start Excerpted records

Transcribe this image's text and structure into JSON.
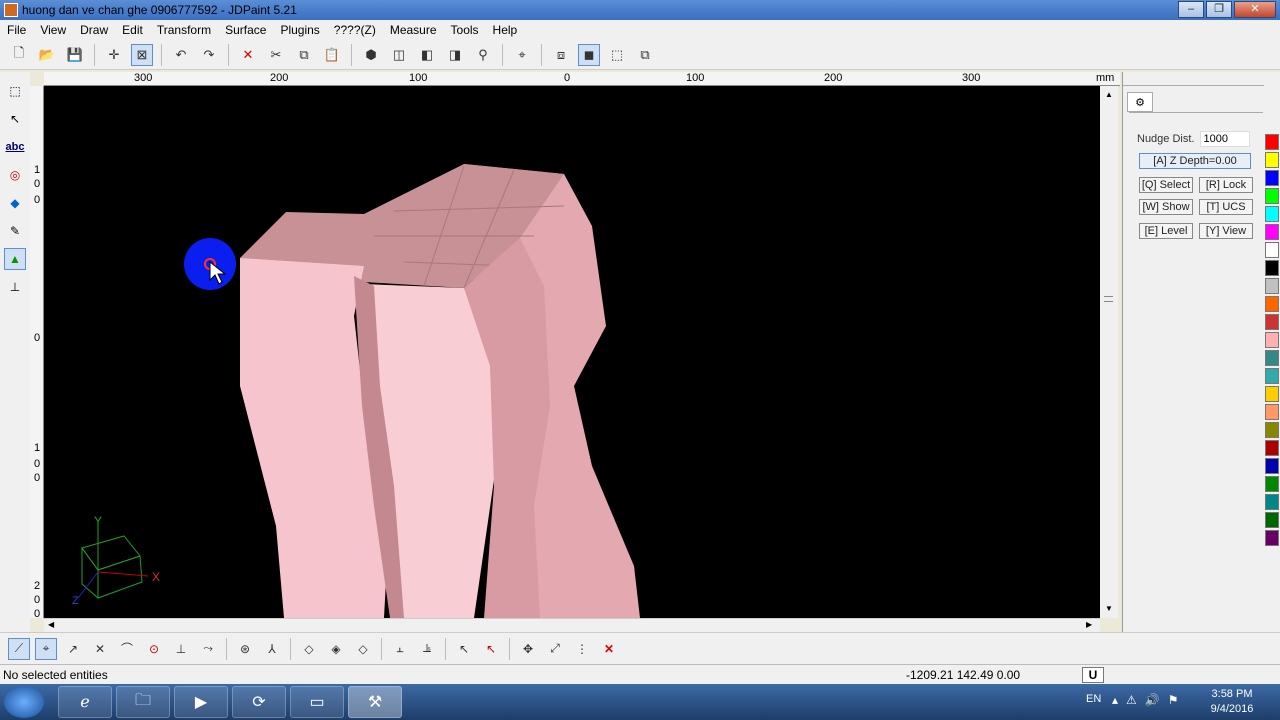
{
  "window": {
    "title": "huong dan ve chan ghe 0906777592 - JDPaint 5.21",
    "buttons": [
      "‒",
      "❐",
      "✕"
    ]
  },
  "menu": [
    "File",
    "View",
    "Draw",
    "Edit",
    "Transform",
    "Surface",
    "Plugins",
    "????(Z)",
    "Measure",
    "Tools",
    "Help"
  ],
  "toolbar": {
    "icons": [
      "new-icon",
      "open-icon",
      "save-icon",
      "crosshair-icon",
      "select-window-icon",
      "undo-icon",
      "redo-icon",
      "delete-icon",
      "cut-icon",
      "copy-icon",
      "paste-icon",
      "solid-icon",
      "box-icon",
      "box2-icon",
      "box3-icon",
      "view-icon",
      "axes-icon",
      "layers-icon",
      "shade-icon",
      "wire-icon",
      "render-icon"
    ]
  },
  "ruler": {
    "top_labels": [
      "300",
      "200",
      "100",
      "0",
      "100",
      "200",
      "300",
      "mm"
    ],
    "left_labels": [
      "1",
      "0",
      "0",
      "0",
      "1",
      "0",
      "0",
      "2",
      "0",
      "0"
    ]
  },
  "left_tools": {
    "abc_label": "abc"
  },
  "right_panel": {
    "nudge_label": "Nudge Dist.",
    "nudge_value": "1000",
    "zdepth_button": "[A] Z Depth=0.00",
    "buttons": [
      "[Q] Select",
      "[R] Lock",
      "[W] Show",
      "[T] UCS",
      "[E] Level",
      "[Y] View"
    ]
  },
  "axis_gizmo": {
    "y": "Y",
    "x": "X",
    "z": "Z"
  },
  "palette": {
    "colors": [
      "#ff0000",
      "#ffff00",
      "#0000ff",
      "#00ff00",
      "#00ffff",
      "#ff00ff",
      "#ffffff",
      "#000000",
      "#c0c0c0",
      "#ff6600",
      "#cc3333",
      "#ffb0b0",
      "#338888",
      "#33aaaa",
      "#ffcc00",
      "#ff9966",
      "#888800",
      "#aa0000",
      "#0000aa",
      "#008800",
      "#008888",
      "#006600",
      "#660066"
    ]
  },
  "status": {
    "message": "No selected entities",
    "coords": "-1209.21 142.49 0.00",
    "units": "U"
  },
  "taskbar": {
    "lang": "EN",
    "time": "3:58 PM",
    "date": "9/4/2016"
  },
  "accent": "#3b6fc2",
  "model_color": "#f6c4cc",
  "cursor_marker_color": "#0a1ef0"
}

end Excerpted records

**Your task**
Write the records above out again exactly, with no pictures in your copy.

**Answer to the exercise**
Transcribe this image's text and structure into JSON.
{
  "window": {
    "title": "huong dan ve chan ghe 0906777592 - JDPaint 5.21",
    "buttons": [
      "‒",
      "❐",
      "✕"
    ]
  },
  "menu": [
    "File",
    "View",
    "Draw",
    "Edit",
    "Transform",
    "Surface",
    "Plugins",
    "????(Z)",
    "Measure",
    "Tools",
    "Help"
  ],
  "toolbar": {
    "icons": [
      "new-icon",
      "open-icon",
      "save-icon",
      "crosshair-icon",
      "select-window-icon",
      "undo-icon",
      "redo-icon",
      "delete-icon",
      "cut-icon",
      "copy-icon",
      "paste-icon",
      "solid-icon",
      "box-icon",
      "box2-icon",
      "box3-icon",
      "view-icon",
      "axes-icon",
      "layers-icon",
      "shade-icon",
      "wire-icon",
      "render-icon"
    ]
  },
  "ruler": {
    "top_labels": [
      "300",
      "200",
      "100",
      "0",
      "100",
      "200",
      "300",
      "mm"
    ],
    "left_labels": [
      "1",
      "0",
      "0",
      "0",
      "1",
      "0",
      "0",
      "2",
      "0",
      "0"
    ]
  },
  "left_tools": {
    "abc_label": "abc"
  },
  "right_panel": {
    "nudge_label": "Nudge Dist.",
    "nudge_value": "1000",
    "zdepth_button": "[A] Z Depth=0.00",
    "buttons": [
      "[Q] Select",
      "[R] Lock",
      "[W] Show",
      "[T] UCS",
      "[E] Level",
      "[Y] View"
    ]
  },
  "axis_gizmo": {
    "y": "Y",
    "x": "X",
    "z": "Z"
  },
  "palette": {
    "colors": [
      "#ff0000",
      "#ffff00",
      "#0000ff",
      "#00ff00",
      "#00ffff",
      "#ff00ff",
      "#ffffff",
      "#000000",
      "#c0c0c0",
      "#ff6600",
      "#cc3333",
      "#ffb0b0",
      "#338888",
      "#33aaaa",
      "#ffcc00",
      "#ff9966",
      "#888800",
      "#aa0000",
      "#0000aa",
      "#008800",
      "#008888",
      "#006600",
      "#660066"
    ]
  },
  "status": {
    "message": "No selected entities",
    "coords": "-1209.21 142.49 0.00",
    "units": "U"
  },
  "taskbar": {
    "lang": "EN",
    "time": "3:58 PM",
    "date": "9/4/2016"
  },
  "accent": "#3b6fc2",
  "model_color": "#f6c4cc",
  "cursor_marker_color": "#0a1ef0"
}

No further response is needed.